→ WRITTEN TASK: Where a line in the listing contains the string "Venable", copy that line out.

→ DATA FOR THE TASK:
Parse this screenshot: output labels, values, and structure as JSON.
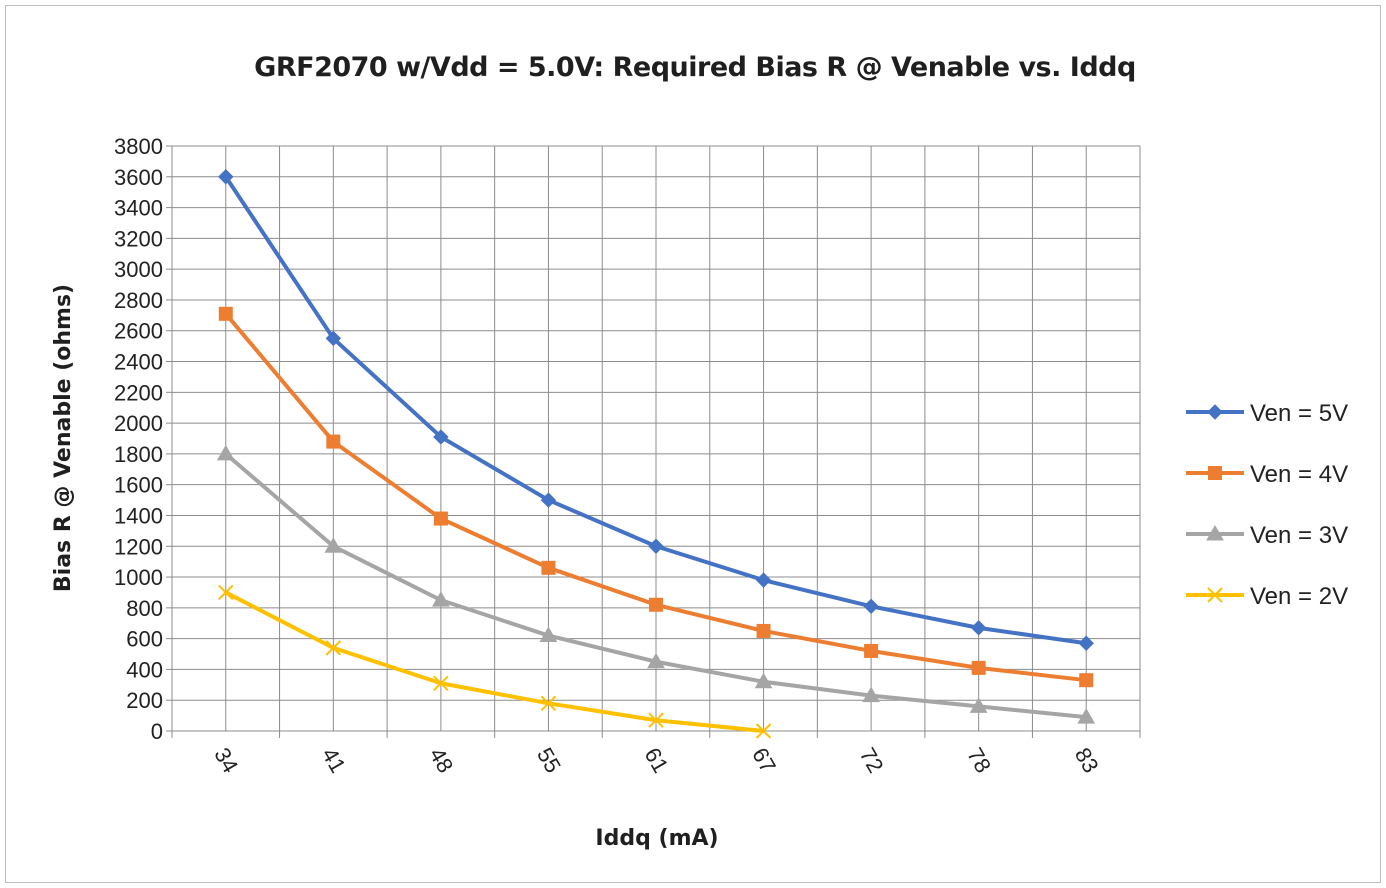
{
  "chart_data": {
    "type": "line",
    "title": "GRF2070 w/Vdd = 5.0V:  Required Bias R @ Venable vs. Iddq",
    "xlabel": "Iddq (mA)",
    "ylabel": "Bias R @ Venable (ohms)",
    "categories": [
      "34",
      "41",
      "48",
      "55",
      "61",
      "67",
      "72",
      "78",
      "83"
    ],
    "ylim": [
      0,
      3800
    ],
    "ytick_step": 200,
    "grid": true,
    "legend_position": "right",
    "series": [
      {
        "name": "Ven = 5V",
        "color": "#4472c4",
        "marker": "diamond",
        "values": [
          3600,
          2550,
          1910,
          1500,
          1200,
          980,
          810,
          670,
          570
        ]
      },
      {
        "name": "Ven = 4V",
        "color": "#ed7d31",
        "marker": "square",
        "values": [
          2710,
          1880,
          1380,
          1060,
          820,
          650,
          520,
          410,
          330
        ]
      },
      {
        "name": "Ven = 3V",
        "color": "#a5a5a5",
        "marker": "triangle",
        "values": [
          1800,
          1200,
          850,
          620,
          450,
          320,
          230,
          160,
          90
        ]
      },
      {
        "name": "Ven = 2V",
        "color": "#ffc000",
        "marker": "x",
        "values": [
          900,
          540,
          310,
          180,
          70,
          0,
          null,
          null,
          null
        ]
      }
    ]
  }
}
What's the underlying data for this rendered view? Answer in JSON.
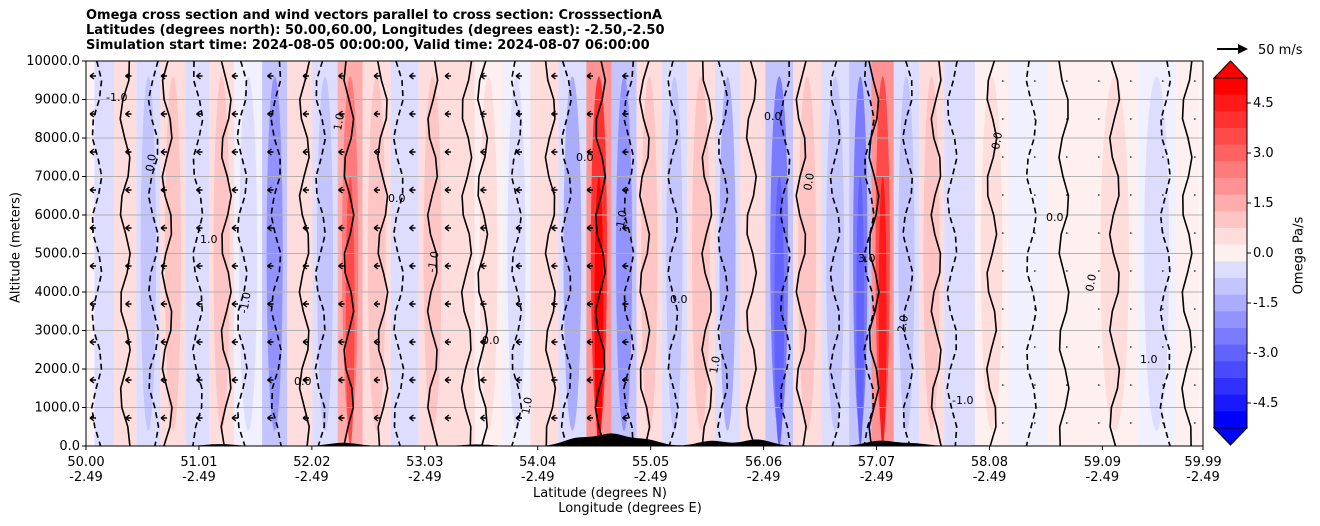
{
  "chart_data": {
    "type": "heatmap",
    "title_lines": [
      "Omega cross section and wind vectors parallel to cross section: CrosssectionA",
      "Latitudes (degrees north): 50.00,60.00, Longitudes (degrees east): -2.50,-2.50",
      "Simulation start time: 2024-08-05 00:00:00, Valid time: 2024-08-07 06:00:00"
    ],
    "ylabel": "Altitude (meters)",
    "xlabel_lat": "Latitude (degrees N)",
    "xlabel_lon": "Longitude (degrees E)",
    "ylim": [
      0,
      10000
    ],
    "xlim": [
      50.0,
      59.99
    ],
    "yticks": [
      "0.0",
      "1000.0",
      "2000.0",
      "3000.0",
      "4000.0",
      "5000.0",
      "6000.0",
      "7000.0",
      "8000.0",
      "9000.0",
      "10000.0"
    ],
    "ytick_values": [
      0,
      1000,
      2000,
      3000,
      4000,
      5000,
      6000,
      7000,
      8000,
      9000,
      10000
    ],
    "xticks_lat": [
      "50.00",
      "51.01",
      "52.02",
      "53.03",
      "54.04",
      "55.05",
      "56.06",
      "57.07",
      "58.08",
      "59.09",
      "59.99"
    ],
    "xticks_lon": [
      "-2.49",
      "-2.49",
      "-2.49",
      "-2.49",
      "-2.49",
      "-2.49",
      "-2.49",
      "-2.49",
      "-2.49",
      "-2.49",
      "-2.49"
    ],
    "xtick_values": [
      50.0,
      51.01,
      52.02,
      53.03,
      54.04,
      55.05,
      56.06,
      57.07,
      58.08,
      59.09,
      59.99
    ],
    "colorbar": {
      "label": "Omega Pa/s",
      "range": [
        -5.25,
        5.25
      ],
      "ticks": [
        "-4.5",
        "-3.0",
        "-1.5",
        "0.0",
        "1.5",
        "3.0",
        "4.5"
      ],
      "tick_values": [
        -4.5,
        -3.0,
        -1.5,
        0.0,
        1.5,
        3.0,
        4.5
      ],
      "negative_color": "#0000ff",
      "positive_color": "#ff0000",
      "extend": "both"
    },
    "vector_legend": "50 m/s",
    "contour_labels": [
      "-1.0",
      "0.0",
      "1.0",
      "-1.0",
      "0.0",
      "1.0",
      "0.0",
      "-1.0",
      "0.0",
      "1.0",
      "0.0",
      "-1.0",
      "0.0",
      "1.0",
      "0.0",
      "0.0",
      "3.0",
      "2.0",
      "-1.0",
      "0.0",
      "0.0",
      "0.0",
      "1.0"
    ],
    "omega_columns": [
      {
        "lat": 50.15,
        "value": -0.6
      },
      {
        "lat": 50.35,
        "value": 0.5
      },
      {
        "lat": 50.55,
        "value": -1.0
      },
      {
        "lat": 50.78,
        "value": 0.8
      },
      {
        "lat": 51.0,
        "value": -0.7
      },
      {
        "lat": 51.2,
        "value": 1.0
      },
      {
        "lat": 51.45,
        "value": -0.5
      },
      {
        "lat": 51.7,
        "value": -2.0
      },
      {
        "lat": 51.9,
        "value": 0.6
      },
      {
        "lat": 52.15,
        "value": -1.2
      },
      {
        "lat": 52.35,
        "value": 2.5
      },
      {
        "lat": 52.6,
        "value": 1.0
      },
      {
        "lat": 52.85,
        "value": -0.6
      },
      {
        "lat": 53.1,
        "value": 0.8
      },
      {
        "lat": 53.35,
        "value": 0.5
      },
      {
        "lat": 53.6,
        "value": 0.3
      },
      {
        "lat": 53.85,
        "value": -0.3
      },
      {
        "lat": 54.1,
        "value": 0.7
      },
      {
        "lat": 54.35,
        "value": -1.5
      },
      {
        "lat": 54.6,
        "value": 4.0
      },
      {
        "lat": 54.8,
        "value": -1.8
      },
      {
        "lat": 55.05,
        "value": 0.8
      },
      {
        "lat": 55.25,
        "value": -1.2
      },
      {
        "lat": 55.5,
        "value": 0.9
      },
      {
        "lat": 55.75,
        "value": -1.5
      },
      {
        "lat": 55.95,
        "value": 0.5
      },
      {
        "lat": 56.2,
        "value": -2.5
      },
      {
        "lat": 56.45,
        "value": 1.2
      },
      {
        "lat": 56.7,
        "value": -1.0
      },
      {
        "lat": 56.95,
        "value": -2.5
      },
      {
        "lat": 57.1,
        "value": 3.5
      },
      {
        "lat": 57.35,
        "value": -1.0
      },
      {
        "lat": 57.55,
        "value": 0.8
      },
      {
        "lat": 57.8,
        "value": -0.7
      },
      {
        "lat": 58.1,
        "value": 0.4
      },
      {
        "lat": 58.4,
        "value": -0.2
      },
      {
        "lat": 58.8,
        "value": 0.2
      },
      {
        "lat": 59.2,
        "value": 0.3
      },
      {
        "lat": 59.6,
        "value": -0.3
      },
      {
        "lat": 59.9,
        "value": 0.2
      }
    ]
  }
}
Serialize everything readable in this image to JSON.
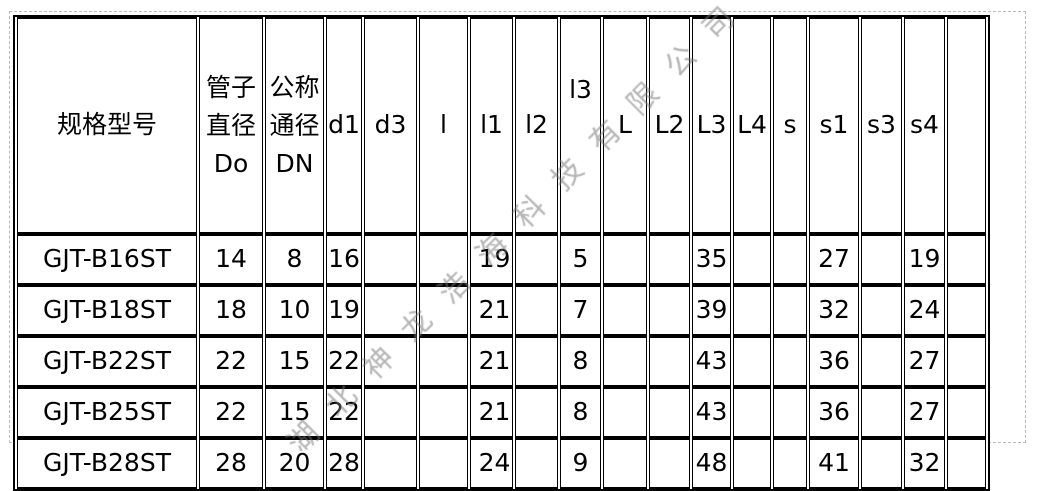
{
  "table": {
    "headers": [
      "规格型号",
      "管子直径Do",
      "公称通径DN",
      "d1",
      "d3",
      "l",
      "l1",
      "l2",
      "l3",
      "L",
      "L2",
      "L3",
      "L4",
      "s",
      "s1",
      "s3",
      "s4",
      ""
    ],
    "header_lines": {
      "do": [
        "管子",
        "直径",
        "Do"
      ],
      "dn": [
        "公称",
        "通径",
        "DN"
      ]
    },
    "rows": [
      [
        "GJT-B16ST",
        "14",
        "8",
        "16",
        "",
        "",
        "19",
        "",
        "5",
        "",
        "",
        "35",
        "",
        "",
        "27",
        "",
        "19",
        ""
      ],
      [
        "GJT-B18ST",
        "18",
        "10",
        "19",
        "",
        "",
        "21",
        "",
        "7",
        "",
        "",
        "39",
        "",
        "",
        "32",
        "",
        "24",
        ""
      ],
      [
        "GJT-B22ST",
        "22",
        "15",
        "22",
        "",
        "",
        "21",
        "",
        "8",
        "",
        "",
        "43",
        "",
        "",
        "36",
        "",
        "27",
        ""
      ],
      [
        "GJT-B25ST",
        "22",
        "15",
        "22",
        "",
        "",
        "21",
        "",
        "8",
        "",
        "",
        "43",
        "",
        "",
        "36",
        "",
        "27",
        ""
      ],
      [
        "GJT-B28ST",
        "28",
        "20",
        "28",
        "",
        "",
        "24",
        "",
        "9",
        "",
        "",
        "48",
        "",
        "",
        "41",
        "",
        "32",
        ""
      ]
    ]
  },
  "watermark": "湖北神龙浩海科技有限公司"
}
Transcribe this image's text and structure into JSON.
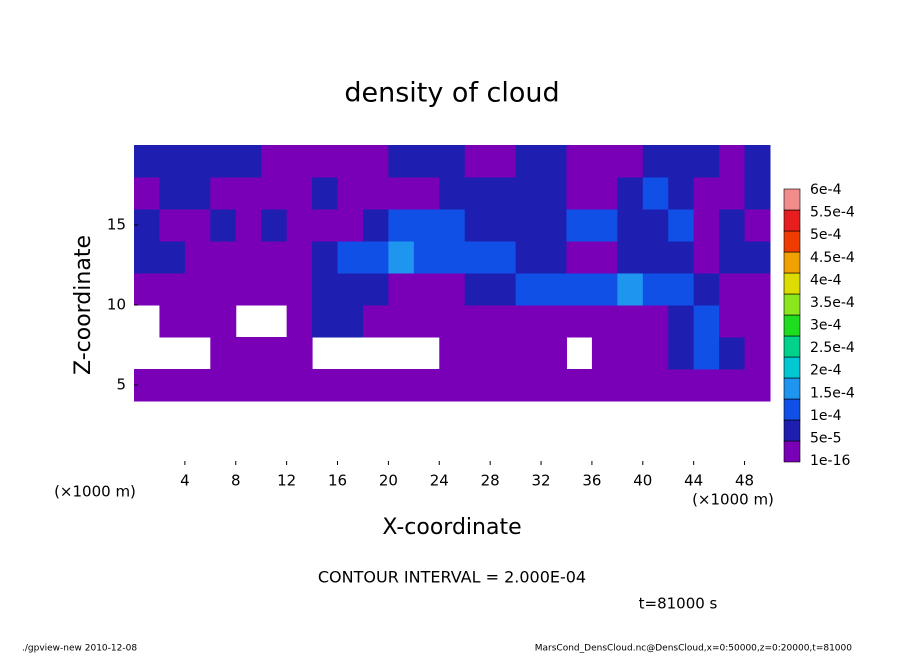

→ ANSWER:
    "title": "GRF2070 w/Vdd = 5.0V:  Required Bias R @ Venable vs. Iddq",
    "ylabel": "Bias R @ Venable (ohms)",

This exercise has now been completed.